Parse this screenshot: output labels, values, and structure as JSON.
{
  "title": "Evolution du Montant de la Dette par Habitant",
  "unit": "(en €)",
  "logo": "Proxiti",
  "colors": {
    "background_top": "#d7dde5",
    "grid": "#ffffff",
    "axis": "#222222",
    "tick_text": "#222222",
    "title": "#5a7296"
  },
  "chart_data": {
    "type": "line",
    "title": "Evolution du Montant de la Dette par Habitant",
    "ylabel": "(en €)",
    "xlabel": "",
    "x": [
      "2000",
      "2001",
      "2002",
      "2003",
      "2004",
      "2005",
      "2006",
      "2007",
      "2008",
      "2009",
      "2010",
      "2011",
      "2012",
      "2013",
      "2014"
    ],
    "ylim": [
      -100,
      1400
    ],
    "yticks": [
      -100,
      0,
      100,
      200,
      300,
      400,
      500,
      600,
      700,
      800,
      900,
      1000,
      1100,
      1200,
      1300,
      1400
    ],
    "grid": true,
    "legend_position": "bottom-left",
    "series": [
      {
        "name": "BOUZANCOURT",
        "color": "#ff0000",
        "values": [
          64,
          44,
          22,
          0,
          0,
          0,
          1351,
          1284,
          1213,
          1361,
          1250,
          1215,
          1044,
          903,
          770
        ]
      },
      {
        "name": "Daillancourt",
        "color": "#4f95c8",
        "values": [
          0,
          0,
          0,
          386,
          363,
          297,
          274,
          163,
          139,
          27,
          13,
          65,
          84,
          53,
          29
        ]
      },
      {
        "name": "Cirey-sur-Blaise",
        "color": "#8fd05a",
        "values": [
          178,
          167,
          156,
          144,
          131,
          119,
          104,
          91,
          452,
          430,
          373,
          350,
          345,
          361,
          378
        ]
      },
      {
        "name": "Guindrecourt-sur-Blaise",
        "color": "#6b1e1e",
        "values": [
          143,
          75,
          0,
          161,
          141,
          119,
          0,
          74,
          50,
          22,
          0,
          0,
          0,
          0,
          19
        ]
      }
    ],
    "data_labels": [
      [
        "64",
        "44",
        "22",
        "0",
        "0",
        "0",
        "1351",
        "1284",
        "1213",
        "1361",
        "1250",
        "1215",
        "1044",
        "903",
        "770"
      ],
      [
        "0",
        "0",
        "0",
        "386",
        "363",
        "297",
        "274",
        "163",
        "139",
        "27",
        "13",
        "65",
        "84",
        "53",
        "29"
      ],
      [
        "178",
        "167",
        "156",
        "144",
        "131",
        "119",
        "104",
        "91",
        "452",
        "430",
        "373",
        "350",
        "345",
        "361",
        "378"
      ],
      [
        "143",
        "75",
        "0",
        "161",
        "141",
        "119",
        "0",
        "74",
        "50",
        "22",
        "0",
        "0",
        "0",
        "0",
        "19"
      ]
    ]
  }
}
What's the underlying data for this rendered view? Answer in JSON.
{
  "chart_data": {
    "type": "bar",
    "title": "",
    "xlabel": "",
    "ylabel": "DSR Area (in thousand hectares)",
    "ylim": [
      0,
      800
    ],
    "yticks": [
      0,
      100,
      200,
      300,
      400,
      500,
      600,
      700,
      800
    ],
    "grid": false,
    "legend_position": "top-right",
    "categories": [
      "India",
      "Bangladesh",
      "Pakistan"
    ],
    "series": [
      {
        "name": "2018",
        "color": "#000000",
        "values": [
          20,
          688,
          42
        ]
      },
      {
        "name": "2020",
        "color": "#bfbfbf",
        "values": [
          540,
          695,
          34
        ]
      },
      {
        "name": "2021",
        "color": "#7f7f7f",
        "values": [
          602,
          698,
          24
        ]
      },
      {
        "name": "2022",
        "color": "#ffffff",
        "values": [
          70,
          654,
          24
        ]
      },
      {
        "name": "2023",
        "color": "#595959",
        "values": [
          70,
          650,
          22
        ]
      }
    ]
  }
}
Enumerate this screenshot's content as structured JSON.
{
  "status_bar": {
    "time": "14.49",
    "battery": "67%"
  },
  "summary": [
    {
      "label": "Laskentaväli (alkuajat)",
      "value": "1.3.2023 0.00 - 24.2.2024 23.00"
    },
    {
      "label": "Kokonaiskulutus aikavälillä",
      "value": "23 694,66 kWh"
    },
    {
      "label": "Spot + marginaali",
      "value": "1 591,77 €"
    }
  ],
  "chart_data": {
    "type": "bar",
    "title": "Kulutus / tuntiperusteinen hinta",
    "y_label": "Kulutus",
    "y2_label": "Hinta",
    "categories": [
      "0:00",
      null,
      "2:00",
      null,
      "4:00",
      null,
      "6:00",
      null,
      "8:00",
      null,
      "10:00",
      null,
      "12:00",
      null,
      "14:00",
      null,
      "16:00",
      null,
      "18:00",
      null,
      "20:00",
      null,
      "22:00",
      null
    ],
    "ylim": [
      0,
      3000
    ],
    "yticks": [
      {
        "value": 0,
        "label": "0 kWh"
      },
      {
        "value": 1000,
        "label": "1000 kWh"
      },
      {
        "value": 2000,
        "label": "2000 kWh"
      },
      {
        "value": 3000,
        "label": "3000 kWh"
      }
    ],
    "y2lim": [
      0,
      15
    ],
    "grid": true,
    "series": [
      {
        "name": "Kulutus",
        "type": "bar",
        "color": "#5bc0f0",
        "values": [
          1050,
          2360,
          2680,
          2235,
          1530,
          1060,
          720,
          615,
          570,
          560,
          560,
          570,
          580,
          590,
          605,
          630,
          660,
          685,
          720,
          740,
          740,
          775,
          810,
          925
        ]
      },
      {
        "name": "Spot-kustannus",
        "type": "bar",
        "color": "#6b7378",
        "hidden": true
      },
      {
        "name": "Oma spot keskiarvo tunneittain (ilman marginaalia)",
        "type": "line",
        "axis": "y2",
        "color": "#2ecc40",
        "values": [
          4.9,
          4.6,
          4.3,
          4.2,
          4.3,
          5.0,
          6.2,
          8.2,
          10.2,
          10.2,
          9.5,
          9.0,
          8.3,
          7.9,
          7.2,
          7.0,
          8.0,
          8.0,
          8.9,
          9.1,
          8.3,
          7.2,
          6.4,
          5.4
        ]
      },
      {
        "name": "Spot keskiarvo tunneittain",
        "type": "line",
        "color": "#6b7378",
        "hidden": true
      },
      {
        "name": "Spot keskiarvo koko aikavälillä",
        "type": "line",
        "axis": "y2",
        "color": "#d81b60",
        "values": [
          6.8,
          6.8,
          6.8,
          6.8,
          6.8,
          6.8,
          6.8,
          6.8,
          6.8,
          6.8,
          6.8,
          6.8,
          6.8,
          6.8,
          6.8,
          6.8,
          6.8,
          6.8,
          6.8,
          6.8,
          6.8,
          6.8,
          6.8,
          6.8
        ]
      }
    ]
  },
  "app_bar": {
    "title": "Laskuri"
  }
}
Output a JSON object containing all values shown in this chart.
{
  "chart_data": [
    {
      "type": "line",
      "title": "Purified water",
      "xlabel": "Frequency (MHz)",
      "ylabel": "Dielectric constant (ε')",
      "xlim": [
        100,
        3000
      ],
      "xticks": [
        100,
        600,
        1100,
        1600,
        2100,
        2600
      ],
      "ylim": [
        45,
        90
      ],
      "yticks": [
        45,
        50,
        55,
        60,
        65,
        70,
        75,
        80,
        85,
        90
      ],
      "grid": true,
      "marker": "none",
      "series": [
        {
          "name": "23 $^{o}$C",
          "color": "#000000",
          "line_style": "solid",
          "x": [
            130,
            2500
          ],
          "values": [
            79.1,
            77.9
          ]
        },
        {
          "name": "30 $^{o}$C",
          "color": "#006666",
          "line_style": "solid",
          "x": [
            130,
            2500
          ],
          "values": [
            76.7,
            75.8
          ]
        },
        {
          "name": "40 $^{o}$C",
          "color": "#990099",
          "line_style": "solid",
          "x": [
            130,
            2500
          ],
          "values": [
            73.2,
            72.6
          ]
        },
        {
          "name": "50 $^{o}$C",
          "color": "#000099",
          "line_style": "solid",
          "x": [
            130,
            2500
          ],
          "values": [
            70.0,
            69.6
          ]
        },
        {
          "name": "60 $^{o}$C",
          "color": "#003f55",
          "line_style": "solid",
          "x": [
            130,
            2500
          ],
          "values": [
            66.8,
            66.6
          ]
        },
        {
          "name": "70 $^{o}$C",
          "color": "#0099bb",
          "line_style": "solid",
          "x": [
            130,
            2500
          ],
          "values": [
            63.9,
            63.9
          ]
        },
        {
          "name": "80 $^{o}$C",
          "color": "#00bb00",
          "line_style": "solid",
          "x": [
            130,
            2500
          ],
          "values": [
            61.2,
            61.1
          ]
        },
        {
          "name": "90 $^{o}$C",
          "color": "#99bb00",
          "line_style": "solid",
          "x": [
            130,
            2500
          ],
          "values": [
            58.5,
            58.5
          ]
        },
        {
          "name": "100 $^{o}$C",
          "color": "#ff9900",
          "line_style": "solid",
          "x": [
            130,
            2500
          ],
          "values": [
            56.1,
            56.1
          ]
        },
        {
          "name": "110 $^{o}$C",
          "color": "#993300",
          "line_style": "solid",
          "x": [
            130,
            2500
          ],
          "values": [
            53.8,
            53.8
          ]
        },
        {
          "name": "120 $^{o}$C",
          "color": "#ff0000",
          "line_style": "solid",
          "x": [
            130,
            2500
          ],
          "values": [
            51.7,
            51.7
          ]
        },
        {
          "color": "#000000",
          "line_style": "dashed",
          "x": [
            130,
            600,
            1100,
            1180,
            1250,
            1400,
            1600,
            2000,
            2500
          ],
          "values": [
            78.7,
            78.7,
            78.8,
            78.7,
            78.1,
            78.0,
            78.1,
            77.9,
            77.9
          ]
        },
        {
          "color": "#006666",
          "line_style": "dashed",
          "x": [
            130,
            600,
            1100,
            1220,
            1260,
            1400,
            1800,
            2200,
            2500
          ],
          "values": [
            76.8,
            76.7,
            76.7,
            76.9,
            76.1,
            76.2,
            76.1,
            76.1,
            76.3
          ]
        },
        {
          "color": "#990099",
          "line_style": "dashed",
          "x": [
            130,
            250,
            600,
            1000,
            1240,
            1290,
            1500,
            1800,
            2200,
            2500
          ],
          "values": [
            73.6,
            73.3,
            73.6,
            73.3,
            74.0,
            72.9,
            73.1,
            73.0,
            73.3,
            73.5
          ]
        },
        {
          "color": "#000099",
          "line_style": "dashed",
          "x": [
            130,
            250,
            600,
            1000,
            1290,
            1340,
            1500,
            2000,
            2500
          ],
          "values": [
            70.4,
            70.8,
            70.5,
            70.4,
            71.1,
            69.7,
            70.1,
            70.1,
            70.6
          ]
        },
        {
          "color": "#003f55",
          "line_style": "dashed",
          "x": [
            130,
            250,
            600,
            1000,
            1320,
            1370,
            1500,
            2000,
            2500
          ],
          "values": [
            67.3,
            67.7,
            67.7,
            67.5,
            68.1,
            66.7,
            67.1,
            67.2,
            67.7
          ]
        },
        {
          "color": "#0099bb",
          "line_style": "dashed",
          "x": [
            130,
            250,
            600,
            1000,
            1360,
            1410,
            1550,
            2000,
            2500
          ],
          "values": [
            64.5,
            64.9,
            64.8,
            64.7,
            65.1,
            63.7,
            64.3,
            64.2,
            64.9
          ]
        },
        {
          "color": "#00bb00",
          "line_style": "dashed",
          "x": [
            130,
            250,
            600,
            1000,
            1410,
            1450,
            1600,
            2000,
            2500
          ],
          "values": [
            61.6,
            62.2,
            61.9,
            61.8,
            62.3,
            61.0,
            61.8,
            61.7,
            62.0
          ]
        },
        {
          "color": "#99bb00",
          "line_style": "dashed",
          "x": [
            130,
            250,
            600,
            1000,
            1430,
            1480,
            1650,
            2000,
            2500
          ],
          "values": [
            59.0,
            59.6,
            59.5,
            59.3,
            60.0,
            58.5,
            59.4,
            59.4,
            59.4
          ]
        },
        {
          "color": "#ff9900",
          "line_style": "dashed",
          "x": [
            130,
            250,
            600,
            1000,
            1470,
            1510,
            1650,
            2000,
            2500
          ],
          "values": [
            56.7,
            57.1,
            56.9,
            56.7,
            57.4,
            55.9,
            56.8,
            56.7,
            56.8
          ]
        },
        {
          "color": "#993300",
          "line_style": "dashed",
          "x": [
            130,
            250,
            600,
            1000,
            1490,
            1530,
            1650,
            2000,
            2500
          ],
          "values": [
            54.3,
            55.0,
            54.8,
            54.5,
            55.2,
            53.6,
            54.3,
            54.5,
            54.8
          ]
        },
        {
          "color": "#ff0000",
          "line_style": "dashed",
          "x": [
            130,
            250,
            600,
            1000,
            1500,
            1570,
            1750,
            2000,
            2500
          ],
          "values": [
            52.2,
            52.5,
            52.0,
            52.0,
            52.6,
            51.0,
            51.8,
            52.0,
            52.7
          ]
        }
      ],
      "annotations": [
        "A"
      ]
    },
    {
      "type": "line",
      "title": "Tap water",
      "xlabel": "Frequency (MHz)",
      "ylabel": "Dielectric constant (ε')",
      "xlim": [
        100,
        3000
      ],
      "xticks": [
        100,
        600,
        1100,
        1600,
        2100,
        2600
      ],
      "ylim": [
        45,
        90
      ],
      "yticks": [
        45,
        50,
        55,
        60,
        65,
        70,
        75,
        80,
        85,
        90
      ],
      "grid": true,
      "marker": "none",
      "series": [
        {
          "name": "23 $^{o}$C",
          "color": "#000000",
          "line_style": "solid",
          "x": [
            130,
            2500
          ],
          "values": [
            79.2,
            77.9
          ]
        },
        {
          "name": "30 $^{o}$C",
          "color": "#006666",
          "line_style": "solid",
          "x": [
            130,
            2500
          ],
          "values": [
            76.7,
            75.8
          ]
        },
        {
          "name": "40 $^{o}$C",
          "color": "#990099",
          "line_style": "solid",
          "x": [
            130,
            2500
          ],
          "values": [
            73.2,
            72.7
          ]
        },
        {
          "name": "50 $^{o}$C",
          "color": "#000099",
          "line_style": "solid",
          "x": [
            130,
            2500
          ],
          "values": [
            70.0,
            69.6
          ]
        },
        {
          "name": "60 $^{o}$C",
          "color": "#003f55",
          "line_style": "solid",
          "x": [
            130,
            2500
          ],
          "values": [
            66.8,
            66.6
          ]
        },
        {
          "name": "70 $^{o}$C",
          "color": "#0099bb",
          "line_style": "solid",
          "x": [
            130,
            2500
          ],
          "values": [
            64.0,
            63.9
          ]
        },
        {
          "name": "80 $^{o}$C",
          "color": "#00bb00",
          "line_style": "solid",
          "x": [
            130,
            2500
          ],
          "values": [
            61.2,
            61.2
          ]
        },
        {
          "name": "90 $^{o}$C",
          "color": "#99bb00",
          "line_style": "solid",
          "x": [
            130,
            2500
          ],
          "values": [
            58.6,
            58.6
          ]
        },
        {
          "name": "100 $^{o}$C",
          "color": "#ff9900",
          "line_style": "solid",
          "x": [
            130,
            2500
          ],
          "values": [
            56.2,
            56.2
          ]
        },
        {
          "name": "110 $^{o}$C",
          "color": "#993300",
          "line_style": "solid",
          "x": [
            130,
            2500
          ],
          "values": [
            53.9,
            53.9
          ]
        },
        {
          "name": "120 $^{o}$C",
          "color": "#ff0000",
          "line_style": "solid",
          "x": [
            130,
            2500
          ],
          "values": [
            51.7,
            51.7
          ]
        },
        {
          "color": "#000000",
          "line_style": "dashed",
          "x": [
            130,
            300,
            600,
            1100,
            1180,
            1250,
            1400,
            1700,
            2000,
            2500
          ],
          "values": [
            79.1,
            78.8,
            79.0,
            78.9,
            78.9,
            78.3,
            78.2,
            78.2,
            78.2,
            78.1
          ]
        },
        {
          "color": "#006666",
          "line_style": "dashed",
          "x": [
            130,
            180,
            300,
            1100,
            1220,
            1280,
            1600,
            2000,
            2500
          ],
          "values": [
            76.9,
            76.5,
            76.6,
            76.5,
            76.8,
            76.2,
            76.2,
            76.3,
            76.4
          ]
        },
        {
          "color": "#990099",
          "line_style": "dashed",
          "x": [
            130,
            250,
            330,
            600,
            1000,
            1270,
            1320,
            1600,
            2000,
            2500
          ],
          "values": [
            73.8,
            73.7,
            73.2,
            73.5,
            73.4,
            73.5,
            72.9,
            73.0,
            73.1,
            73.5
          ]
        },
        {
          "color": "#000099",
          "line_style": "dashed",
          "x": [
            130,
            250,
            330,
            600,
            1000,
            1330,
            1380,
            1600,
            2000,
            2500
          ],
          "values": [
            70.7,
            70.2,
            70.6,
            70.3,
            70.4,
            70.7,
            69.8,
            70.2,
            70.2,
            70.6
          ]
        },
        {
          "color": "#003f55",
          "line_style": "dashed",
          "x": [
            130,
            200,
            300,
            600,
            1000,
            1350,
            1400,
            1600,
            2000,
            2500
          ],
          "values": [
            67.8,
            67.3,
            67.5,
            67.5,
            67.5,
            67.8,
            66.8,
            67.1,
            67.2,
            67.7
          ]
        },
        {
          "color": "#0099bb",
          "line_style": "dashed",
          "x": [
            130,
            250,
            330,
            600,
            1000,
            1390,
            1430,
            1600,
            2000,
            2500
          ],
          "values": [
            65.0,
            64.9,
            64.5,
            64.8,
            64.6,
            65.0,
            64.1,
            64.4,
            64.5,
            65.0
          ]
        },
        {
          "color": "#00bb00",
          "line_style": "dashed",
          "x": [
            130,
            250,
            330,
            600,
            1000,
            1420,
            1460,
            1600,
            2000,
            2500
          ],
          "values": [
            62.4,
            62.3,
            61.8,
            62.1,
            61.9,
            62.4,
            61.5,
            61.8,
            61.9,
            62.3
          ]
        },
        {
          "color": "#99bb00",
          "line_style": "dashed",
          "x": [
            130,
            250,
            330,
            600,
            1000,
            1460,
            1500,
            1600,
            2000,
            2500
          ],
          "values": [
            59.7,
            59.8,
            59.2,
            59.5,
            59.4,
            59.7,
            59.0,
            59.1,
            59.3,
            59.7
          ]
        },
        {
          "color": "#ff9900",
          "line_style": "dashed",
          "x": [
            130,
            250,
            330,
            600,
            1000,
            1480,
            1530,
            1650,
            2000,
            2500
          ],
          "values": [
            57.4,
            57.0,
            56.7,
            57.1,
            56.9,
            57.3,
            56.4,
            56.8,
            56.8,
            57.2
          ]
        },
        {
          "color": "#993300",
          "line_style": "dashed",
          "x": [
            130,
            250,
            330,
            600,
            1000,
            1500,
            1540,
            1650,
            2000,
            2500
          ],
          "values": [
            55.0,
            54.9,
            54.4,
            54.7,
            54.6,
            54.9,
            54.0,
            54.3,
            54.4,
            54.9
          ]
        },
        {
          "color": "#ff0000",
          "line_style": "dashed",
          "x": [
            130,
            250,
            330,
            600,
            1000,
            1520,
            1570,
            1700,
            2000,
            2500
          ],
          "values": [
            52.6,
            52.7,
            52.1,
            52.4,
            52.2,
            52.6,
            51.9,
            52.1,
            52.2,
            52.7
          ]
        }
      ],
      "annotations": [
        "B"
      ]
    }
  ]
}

***

> [WHAT THE TASK ASKS]
Which lines of the data above contain "aikavälillä"? Copy each one.

> [OUTPUT FOR THIS TASK]
      "label": "Kokonaiskulutus aikavälillä",
        "name": "Spot keskiarvo koko aikavälillä",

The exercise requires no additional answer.